→ **Problem description**:
Below are some records; return each one exactly.

Source data
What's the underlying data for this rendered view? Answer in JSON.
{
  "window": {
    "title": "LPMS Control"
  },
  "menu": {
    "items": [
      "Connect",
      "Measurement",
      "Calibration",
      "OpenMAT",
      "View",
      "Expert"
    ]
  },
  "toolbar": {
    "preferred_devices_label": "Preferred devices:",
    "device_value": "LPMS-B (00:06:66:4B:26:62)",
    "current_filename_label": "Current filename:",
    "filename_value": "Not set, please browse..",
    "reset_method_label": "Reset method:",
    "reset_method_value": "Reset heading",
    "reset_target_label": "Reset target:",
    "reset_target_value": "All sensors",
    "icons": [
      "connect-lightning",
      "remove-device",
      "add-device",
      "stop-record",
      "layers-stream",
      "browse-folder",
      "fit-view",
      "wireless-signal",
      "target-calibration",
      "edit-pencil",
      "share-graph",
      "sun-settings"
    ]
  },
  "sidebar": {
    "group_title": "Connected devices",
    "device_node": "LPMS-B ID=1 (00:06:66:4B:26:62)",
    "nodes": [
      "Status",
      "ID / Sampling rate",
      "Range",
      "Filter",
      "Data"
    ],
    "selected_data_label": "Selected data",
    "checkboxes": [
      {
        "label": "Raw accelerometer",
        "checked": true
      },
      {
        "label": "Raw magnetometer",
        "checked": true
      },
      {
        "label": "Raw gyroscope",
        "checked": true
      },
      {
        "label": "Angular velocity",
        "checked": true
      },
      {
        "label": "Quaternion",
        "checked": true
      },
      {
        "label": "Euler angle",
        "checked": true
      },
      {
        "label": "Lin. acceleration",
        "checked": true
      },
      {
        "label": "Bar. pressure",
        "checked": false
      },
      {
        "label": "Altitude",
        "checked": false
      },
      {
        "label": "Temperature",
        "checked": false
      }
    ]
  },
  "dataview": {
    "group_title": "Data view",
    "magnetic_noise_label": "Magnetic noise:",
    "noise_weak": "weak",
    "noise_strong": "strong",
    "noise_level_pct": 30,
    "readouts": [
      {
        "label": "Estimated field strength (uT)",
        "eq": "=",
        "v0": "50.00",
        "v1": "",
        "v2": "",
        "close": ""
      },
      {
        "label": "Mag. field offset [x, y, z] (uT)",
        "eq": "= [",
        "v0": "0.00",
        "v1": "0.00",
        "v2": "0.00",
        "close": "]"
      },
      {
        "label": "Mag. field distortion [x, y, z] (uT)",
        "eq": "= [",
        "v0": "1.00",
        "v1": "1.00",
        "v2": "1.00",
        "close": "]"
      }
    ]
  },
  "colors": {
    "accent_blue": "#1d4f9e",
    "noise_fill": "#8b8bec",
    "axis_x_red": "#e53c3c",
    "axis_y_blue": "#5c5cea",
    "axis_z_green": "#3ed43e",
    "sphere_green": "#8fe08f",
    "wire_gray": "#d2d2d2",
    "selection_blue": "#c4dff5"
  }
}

→ **Exercise answer**:
What's the underlying data for this rendered view? Answer in JSON.
{
  "window": {
    "title": "LPMS Control"
  },
  "menu": {
    "items": [
      "Connect",
      "Measurement",
      "Calibration",
      "OpenMAT",
      "View",
      "Expert"
    ]
  },
  "toolbar": {
    "preferred_devices_label": "Preferred devices:",
    "device_value": "LPMS-B (00:06:66:4B:26:62)",
    "current_filename_label": "Current filename:",
    "filename_value": "Not set, please browse..",
    "reset_method_label": "Reset method:",
    "reset_method_value": "Reset heading",
    "reset_target_label": "Reset target:",
    "reset_target_value": "All sensors",
    "icons": [
      "connect-lightning",
      "remove-device",
      "add-device",
      "stop-record",
      "layers-stream",
      "browse-folder",
      "fit-view",
      "wireless-signal",
      "target-calibration",
      "edit-pencil",
      "share-graph",
      "sun-settings"
    ]
  },
  "sidebar": {
    "group_title": "Connected devices",
    "device_node": "LPMS-B ID=1 (00:06:66:4B:26:62)",
    "nodes": [
      "Status",
      "ID / Sampling rate",
      "Range",
      "Filter",
      "Data"
    ],
    "selected_data_label": "Selected data",
    "checkboxes": [
      {
        "label": "Raw accelerometer",
        "checked": true
      },
      {
        "label": "Raw magnetometer",
        "checked": true
      },
      {
        "label": "Raw gyroscope",
        "checked": true
      },
      {
        "label": "Angular velocity",
        "checked": true
      },
      {
        "label": "Quaternion",
        "checked": true
      },
      {
        "label": "Euler angle",
        "checked": true
      },
      {
        "label": "Lin. acceleration",
        "checked": true
      },
      {
        "label": "Bar. pressure",
        "checked": false
      },
      {
        "label": "Altitude",
        "checked": false
      },
      {
        "label": "Temperature",
        "checked": false
      }
    ]
  },
  "dataview": {
    "group_title": "Data view",
    "magnetic_noise_label": "Magnetic noise:",
    "noise_weak": "weak",
    "noise_strong": "strong",
    "noise_level_pct": 30,
    "readouts": [
      {
        "label": "Estimated field strength (uT)",
        "eq": "=",
        "v0": "50.00",
        "v1": "",
        "v2": "",
        "close": ""
      },
      {
        "label": "Mag. field offset [x, y, z] (uT)",
        "eq": "= [",
        "v0": "0.00",
        "v1": "0.00",
        "v2": "0.00",
        "close": "]"
      },
      {
        "label": "Mag. field distortion [x, y, z] (uT)",
        "eq": "= [",
        "v0": "1.00",
        "v1": "1.00",
        "v2": "1.00",
        "close": "]"
      }
    ]
  },
  "colors": {
    "accent_blue": "#1d4f9e",
    "noise_fill": "#8b8bec",
    "axis_x_red": "#e53c3c",
    "axis_y_blue": "#5c5cea",
    "axis_z_green": "#3ed43e",
    "sphere_green": "#8fe08f",
    "wire_gray": "#d2d2d2",
    "selection_blue": "#c4dff5"
  }
}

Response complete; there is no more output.